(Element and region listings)
----

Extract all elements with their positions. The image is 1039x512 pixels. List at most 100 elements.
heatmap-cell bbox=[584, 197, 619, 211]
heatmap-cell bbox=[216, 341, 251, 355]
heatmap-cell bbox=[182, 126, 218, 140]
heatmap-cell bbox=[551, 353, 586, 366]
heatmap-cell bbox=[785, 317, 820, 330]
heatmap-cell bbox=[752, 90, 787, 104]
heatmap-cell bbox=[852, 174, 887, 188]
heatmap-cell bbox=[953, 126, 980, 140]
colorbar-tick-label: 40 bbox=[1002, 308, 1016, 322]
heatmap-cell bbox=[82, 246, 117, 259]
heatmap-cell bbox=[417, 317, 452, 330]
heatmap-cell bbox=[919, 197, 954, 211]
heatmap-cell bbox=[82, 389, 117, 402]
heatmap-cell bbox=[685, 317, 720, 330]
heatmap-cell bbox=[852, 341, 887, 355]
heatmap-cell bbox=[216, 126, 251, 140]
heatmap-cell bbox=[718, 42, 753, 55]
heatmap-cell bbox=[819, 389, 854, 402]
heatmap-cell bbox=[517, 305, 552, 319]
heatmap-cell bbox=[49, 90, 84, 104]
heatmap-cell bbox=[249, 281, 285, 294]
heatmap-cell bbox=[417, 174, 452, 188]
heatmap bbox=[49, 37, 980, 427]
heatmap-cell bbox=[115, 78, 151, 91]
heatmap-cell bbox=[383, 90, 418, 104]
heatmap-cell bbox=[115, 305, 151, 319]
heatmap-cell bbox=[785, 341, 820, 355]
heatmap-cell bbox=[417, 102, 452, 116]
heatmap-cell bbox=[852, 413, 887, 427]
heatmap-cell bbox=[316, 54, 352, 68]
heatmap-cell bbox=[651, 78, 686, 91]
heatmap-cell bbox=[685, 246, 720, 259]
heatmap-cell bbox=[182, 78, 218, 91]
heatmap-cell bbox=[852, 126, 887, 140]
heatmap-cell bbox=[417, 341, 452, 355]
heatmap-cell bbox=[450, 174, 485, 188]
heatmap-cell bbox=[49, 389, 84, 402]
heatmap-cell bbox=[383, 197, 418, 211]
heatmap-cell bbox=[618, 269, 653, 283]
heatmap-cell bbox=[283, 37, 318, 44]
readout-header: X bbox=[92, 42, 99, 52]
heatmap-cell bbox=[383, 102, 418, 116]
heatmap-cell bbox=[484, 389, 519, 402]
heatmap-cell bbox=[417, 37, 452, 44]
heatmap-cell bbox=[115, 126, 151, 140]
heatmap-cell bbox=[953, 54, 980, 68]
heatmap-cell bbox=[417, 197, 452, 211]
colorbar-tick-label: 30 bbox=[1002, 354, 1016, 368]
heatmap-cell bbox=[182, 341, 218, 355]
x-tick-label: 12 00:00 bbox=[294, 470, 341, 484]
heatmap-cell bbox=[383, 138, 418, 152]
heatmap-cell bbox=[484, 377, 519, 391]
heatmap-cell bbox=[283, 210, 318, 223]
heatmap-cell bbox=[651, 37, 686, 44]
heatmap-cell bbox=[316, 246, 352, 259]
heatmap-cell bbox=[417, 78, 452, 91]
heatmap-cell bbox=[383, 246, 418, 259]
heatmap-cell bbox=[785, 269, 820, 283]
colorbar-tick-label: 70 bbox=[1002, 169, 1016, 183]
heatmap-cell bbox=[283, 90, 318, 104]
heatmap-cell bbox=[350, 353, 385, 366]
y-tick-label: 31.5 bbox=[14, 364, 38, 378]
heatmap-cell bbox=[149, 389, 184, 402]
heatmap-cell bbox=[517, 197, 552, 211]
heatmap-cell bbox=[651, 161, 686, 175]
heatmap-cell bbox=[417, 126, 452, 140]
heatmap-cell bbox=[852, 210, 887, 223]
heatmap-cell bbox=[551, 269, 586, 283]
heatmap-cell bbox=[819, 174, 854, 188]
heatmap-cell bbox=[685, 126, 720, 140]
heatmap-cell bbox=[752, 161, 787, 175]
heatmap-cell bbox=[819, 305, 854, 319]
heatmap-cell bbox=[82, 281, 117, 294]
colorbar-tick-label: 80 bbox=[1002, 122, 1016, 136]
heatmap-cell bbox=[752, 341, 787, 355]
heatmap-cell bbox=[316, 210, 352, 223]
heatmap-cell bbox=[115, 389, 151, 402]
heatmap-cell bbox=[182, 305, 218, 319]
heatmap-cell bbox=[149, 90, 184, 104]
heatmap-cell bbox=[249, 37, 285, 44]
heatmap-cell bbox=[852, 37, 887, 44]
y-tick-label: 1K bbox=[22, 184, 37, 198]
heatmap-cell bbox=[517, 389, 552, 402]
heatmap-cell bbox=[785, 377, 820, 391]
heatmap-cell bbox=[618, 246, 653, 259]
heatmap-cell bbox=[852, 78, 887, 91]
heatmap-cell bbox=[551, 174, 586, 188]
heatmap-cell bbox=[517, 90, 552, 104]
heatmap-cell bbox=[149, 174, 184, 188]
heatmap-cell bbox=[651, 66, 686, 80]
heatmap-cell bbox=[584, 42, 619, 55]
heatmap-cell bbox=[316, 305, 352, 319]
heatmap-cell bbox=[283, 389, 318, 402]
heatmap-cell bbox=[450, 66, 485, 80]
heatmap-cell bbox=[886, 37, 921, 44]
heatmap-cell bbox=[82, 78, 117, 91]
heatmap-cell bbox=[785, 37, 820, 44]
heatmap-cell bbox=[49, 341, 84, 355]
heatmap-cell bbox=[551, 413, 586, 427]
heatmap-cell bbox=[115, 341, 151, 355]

----

*EXERCISE AIM:* Repeat word for word everything from the start of the rows down to and including the line that contains "heatmap-cell bbox=[82, 389, 117, 402]".

*ANSWER BELOW:*
Extract all elements with their positions. The image is 1039x512 pixels. List at most 100 elements.
heatmap-cell bbox=[584, 197, 619, 211]
heatmap-cell bbox=[216, 341, 251, 355]
heatmap-cell bbox=[182, 126, 218, 140]
heatmap-cell bbox=[551, 353, 586, 366]
heatmap-cell bbox=[785, 317, 820, 330]
heatmap-cell bbox=[752, 90, 787, 104]
heatmap-cell bbox=[852, 174, 887, 188]
heatmap-cell bbox=[953, 126, 980, 140]
colorbar-tick-label: 40 bbox=[1002, 308, 1016, 322]
heatmap-cell bbox=[82, 246, 117, 259]
heatmap-cell bbox=[417, 317, 452, 330]
heatmap-cell bbox=[919, 197, 954, 211]
heatmap-cell bbox=[82, 389, 117, 402]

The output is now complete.